▶ **TASK DIRECTIONS**
Quote each line of the material verbatim, without the pictures.

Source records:
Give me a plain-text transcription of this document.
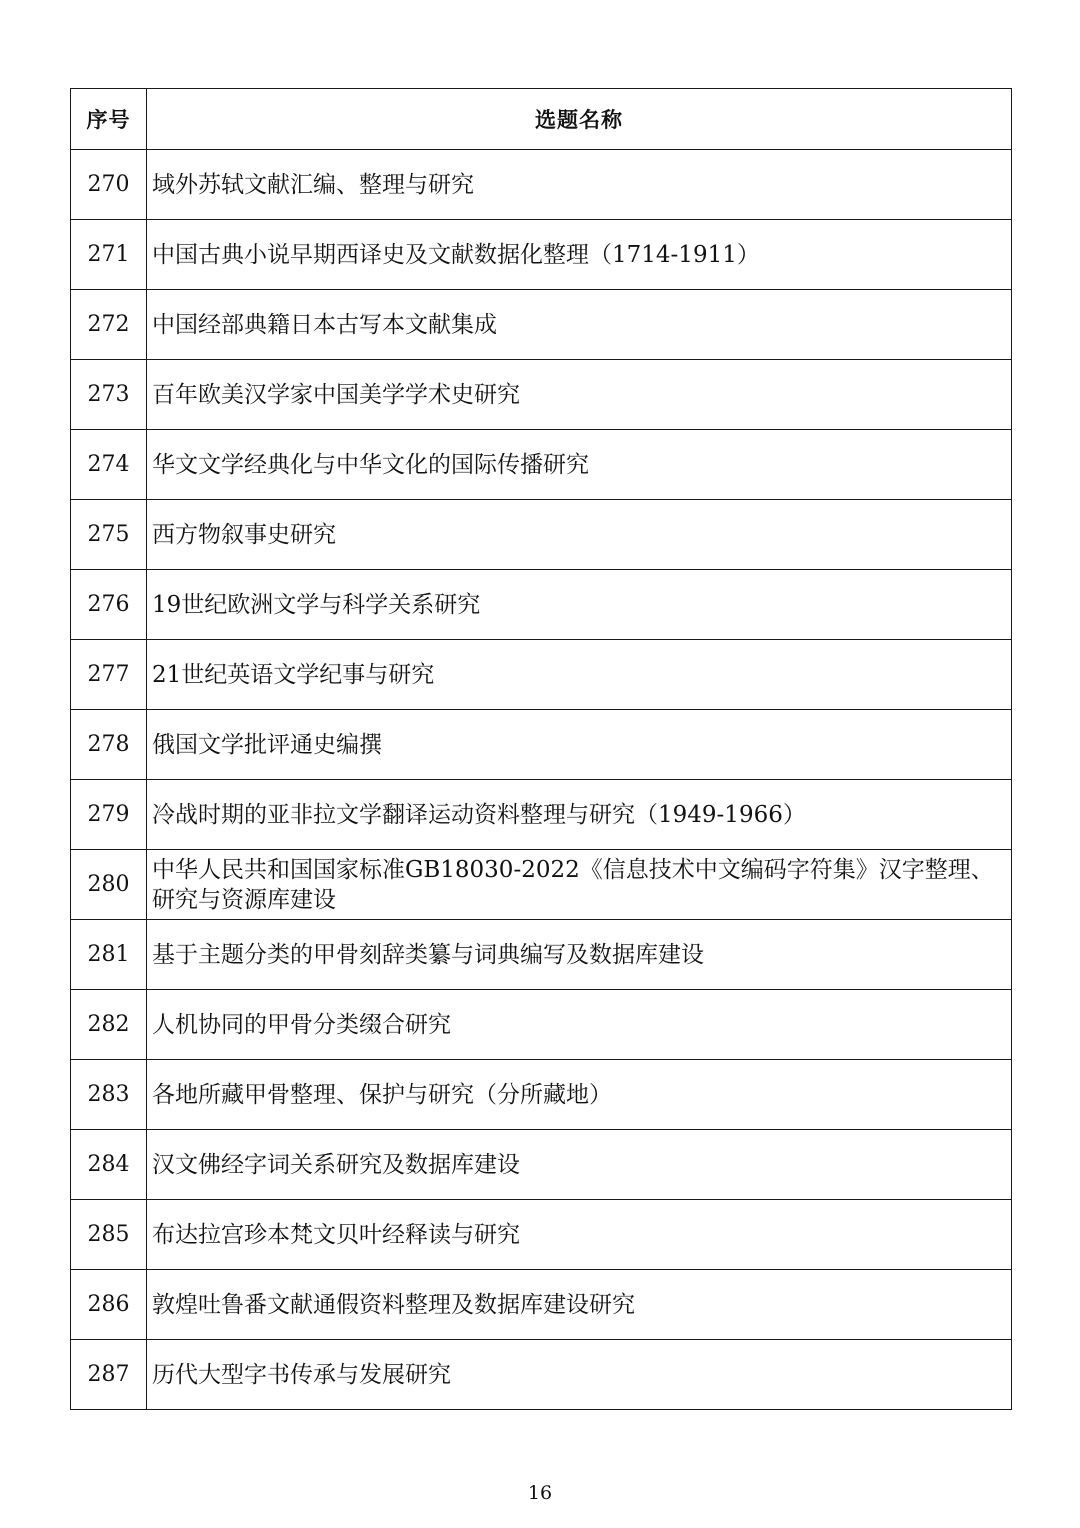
序号	选题名称
270	域外苏轼文献汇编、整理与研究
271	中国古典小说早期西译史及文献数据化整理（1714-1911）
272	中国经部典籍日本古写本文献集成
273	百年欧美汉学家中国美学学术史研究
274	华文文学经典化与中华文化的国际传播研究
275	西方物叙事史研究
276	19世纪欧洲文学与科学关系研究
277	21世纪英语文学纪事与研究
278	俄国文学批评通史编撰
279	冷战时期的亚非拉文学翻译运动资料整理与研究（1949-1966）
280	中华人民共和国国家标准GB18030-2022《信息技术中文编码字符集》汉字整理、研究与资源库建设
281	基于主题分类的甲骨刻辞类纂与词典编写及数据库建设
282	人机协同的甲骨分类缀合研究
283	各地所藏甲骨整理、保护与研究（分所藏地）
284	汉文佛经字词关系研究及数据库建设
285	布达拉宫珍本梵文贝叶经释读与研究
286	敦煌吐鲁番文献通假资料整理及数据库建设研究
287	历代大型字书传承与发展研究
16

▶ **RESULT**
Give me a plain-text transcription of this document.
序号	选题名称
270	域外苏轼文献汇编、整理与研究
271	中国古典小说早期西译史及文献数据化整理（1714-1911）
272	中国经部典籍日本古写本文献集成
273	百年欧美汉学家中国美学学术史研究
274	华文文学经典化与中华文化的国际传播研究
275	西方物叙事史研究
276	19世纪欧洲文学与科学关系研究
277	21世纪英语文学纪事与研究
278	俄国文学批评通史编撰
279	冷战时期的亚非拉文学翻译运动资料整理与研究（1949-1966）
280	中华人民共和国国家标准GB18030-2022《信息技术中文编码字符集》汉字整理、研究与资源库建设
281	基于主题分类的甲骨刻辞类纂与词典编写及数据库建设
282	人机协同的甲骨分类缀合研究
283	各地所藏甲骨整理、保护与研究（分所藏地）
284	汉文佛经字词关系研究及数据库建设
285	布达拉宫珍本梵文贝叶经释读与研究
286	敦煌吐鲁番文献通假资料整理及数据库建设研究
287	历代大型字书传承与发展研究
16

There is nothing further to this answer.